* _Given problem_
Find the string "List" and gather every line that holds it.

[Dataset items]
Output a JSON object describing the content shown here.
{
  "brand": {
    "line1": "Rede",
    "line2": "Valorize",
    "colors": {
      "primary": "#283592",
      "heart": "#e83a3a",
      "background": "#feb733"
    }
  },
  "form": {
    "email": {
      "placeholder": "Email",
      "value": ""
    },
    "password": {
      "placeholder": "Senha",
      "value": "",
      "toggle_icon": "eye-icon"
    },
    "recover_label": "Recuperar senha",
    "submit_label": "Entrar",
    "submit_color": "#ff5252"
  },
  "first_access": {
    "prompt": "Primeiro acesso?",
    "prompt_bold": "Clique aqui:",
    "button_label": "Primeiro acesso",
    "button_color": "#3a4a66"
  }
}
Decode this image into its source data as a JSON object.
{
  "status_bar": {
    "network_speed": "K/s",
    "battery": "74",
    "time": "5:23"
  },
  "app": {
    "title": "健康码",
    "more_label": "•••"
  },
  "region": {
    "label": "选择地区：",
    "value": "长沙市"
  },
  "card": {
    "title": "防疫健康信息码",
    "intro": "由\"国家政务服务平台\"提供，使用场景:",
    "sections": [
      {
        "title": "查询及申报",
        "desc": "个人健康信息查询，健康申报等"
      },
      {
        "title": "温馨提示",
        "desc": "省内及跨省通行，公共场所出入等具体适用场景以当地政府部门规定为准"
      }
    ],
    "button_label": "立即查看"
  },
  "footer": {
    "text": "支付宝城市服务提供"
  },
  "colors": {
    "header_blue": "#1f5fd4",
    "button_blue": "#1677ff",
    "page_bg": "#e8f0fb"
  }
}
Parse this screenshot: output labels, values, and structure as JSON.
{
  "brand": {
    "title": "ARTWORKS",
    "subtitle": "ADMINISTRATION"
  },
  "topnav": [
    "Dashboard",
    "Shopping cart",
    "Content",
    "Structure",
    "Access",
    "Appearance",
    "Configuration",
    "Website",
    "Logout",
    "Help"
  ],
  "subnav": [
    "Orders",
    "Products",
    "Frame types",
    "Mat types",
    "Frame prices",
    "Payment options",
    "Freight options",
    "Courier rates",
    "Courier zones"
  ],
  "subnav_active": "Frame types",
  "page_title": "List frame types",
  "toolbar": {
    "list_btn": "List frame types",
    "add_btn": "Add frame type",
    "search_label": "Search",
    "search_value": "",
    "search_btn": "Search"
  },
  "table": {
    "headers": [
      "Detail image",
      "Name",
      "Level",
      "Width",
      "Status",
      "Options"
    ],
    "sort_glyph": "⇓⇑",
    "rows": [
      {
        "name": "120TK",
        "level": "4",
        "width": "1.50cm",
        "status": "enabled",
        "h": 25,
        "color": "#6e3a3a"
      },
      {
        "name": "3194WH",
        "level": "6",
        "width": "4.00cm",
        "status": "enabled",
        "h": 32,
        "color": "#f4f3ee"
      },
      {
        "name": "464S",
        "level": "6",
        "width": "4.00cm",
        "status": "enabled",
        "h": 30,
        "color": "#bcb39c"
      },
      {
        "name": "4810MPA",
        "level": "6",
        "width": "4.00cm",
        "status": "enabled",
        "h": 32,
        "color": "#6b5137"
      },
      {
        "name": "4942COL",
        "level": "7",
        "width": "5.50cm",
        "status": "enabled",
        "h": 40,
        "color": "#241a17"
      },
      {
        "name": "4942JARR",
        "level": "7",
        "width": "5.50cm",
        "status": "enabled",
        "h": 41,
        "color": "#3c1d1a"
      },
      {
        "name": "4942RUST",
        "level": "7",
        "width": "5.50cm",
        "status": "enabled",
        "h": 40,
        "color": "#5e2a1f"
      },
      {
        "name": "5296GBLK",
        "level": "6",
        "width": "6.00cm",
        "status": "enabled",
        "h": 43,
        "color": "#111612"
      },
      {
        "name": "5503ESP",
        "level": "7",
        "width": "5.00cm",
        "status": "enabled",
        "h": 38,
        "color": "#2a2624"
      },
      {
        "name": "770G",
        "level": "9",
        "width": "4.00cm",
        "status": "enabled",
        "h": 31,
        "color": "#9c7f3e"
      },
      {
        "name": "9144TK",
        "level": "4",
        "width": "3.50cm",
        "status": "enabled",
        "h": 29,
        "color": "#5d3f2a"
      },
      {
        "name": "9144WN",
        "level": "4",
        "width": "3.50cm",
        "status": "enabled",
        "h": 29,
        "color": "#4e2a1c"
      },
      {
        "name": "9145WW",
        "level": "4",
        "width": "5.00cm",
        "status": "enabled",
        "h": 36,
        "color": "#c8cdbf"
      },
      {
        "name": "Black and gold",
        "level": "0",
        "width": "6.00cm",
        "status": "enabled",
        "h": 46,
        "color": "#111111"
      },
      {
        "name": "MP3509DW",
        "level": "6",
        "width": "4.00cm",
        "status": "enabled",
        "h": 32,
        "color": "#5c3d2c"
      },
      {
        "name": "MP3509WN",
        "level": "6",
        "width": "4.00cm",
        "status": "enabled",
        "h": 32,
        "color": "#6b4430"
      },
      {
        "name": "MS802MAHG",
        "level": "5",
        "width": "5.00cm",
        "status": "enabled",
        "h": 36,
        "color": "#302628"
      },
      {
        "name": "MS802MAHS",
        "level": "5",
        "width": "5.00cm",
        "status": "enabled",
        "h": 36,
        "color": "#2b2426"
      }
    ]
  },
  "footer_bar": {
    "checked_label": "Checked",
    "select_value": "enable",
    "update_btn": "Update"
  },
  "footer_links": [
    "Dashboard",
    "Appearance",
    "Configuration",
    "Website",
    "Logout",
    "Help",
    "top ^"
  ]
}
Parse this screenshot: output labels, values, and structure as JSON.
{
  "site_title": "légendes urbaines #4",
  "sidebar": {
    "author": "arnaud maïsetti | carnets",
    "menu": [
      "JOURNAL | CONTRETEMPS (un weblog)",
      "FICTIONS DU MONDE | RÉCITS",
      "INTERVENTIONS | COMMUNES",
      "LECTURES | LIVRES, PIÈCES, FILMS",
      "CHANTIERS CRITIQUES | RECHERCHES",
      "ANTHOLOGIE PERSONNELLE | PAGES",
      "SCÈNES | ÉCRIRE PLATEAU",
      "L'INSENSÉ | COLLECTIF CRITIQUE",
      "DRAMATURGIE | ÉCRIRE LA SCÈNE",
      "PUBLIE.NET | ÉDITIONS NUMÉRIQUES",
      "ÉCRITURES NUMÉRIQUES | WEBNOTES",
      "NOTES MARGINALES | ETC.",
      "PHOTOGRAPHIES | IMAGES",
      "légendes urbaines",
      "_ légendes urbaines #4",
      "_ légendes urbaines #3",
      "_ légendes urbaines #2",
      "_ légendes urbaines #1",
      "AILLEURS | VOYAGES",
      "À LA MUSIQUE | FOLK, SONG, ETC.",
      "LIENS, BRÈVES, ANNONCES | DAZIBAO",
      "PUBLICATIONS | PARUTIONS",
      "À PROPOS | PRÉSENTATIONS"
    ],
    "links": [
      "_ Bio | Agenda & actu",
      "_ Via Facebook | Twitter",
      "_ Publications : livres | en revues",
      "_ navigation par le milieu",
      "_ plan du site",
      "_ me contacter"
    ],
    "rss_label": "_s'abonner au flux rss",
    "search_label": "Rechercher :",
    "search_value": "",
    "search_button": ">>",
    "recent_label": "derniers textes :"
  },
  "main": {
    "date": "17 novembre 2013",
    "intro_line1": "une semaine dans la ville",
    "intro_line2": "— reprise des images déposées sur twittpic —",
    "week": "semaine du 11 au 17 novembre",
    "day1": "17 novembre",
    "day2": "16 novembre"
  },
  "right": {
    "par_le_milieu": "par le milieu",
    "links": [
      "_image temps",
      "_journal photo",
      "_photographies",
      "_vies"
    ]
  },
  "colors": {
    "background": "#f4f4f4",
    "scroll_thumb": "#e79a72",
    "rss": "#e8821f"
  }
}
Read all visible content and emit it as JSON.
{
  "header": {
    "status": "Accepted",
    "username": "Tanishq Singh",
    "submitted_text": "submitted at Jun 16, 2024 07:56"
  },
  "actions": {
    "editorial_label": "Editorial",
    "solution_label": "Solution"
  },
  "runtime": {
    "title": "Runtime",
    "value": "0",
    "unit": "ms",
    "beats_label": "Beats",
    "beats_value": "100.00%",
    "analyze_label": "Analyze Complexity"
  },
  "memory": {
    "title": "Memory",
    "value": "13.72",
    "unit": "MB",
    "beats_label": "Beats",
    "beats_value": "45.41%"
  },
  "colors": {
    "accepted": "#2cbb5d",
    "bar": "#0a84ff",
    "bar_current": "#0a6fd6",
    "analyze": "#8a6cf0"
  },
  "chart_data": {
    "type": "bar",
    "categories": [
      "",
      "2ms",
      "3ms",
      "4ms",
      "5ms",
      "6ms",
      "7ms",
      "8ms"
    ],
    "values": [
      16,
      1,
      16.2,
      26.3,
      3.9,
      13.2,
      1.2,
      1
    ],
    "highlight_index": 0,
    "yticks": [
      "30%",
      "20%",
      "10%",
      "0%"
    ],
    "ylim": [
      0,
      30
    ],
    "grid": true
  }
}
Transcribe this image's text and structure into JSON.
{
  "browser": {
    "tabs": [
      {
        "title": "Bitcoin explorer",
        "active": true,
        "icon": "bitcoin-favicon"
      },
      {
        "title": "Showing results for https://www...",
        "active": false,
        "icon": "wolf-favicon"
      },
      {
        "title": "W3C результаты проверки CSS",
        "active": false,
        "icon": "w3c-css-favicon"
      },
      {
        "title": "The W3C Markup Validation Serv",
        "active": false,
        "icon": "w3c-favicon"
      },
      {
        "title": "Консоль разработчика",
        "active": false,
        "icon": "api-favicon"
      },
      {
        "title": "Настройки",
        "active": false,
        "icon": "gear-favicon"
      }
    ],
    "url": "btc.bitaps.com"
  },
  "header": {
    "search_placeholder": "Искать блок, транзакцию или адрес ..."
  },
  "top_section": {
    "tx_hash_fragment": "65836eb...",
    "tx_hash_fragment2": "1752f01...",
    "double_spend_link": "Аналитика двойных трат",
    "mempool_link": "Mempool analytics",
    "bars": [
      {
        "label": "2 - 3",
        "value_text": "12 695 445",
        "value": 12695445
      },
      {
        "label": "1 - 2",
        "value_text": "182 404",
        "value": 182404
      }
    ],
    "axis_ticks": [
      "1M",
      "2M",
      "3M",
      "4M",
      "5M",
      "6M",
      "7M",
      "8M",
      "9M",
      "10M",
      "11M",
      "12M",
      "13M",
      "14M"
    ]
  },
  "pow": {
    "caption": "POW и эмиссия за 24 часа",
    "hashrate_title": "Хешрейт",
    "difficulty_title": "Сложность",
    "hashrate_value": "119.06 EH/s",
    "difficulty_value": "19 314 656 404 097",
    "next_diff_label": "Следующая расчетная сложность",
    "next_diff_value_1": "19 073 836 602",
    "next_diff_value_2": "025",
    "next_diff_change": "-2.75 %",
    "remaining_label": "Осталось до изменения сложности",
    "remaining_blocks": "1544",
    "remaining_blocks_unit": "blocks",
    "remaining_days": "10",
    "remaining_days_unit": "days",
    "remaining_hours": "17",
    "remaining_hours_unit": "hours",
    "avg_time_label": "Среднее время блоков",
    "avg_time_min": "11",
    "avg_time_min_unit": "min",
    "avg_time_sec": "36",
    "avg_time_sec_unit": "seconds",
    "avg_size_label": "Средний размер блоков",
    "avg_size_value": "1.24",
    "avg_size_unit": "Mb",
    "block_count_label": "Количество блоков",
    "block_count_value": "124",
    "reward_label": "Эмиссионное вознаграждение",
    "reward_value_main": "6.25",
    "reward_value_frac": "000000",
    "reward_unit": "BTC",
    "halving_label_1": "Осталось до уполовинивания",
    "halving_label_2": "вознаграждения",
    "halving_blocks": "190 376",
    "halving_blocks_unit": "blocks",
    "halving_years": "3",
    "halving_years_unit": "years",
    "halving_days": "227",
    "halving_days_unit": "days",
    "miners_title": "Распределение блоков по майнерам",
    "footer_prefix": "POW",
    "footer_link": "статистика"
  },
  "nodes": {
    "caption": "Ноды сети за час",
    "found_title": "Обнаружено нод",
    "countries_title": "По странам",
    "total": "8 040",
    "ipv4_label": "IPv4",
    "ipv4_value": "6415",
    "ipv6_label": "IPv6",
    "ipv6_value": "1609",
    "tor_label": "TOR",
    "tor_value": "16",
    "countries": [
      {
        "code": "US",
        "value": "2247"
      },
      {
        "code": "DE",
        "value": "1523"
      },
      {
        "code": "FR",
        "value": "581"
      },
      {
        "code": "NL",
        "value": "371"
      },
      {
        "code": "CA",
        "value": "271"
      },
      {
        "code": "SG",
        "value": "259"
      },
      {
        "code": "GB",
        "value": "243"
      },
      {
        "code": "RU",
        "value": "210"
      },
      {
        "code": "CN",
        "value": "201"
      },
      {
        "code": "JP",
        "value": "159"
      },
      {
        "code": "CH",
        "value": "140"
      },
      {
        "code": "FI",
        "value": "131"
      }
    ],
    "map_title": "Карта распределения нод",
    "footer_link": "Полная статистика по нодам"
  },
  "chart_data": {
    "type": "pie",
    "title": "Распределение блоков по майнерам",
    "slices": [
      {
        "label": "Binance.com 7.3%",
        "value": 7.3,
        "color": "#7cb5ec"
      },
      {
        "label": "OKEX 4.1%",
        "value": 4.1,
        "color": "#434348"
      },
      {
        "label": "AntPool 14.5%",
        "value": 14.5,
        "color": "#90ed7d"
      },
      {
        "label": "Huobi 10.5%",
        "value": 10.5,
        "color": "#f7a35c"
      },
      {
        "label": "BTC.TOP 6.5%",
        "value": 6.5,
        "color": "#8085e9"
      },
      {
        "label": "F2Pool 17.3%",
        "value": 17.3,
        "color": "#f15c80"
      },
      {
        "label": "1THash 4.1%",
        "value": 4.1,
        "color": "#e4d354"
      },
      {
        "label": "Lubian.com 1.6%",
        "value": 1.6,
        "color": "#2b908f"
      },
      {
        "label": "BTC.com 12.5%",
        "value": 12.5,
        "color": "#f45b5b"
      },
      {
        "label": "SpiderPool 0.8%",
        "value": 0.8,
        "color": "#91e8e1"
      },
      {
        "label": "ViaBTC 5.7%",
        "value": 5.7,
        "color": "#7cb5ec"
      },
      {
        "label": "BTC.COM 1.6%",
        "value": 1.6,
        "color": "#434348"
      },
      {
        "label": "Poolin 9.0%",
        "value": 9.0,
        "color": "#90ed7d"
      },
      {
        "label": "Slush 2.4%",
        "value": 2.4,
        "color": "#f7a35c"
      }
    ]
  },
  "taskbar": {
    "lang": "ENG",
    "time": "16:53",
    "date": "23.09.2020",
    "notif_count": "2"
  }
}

* _Exercise solution_
  "page_title": "List frame types",
    "list_btn": "List frame types",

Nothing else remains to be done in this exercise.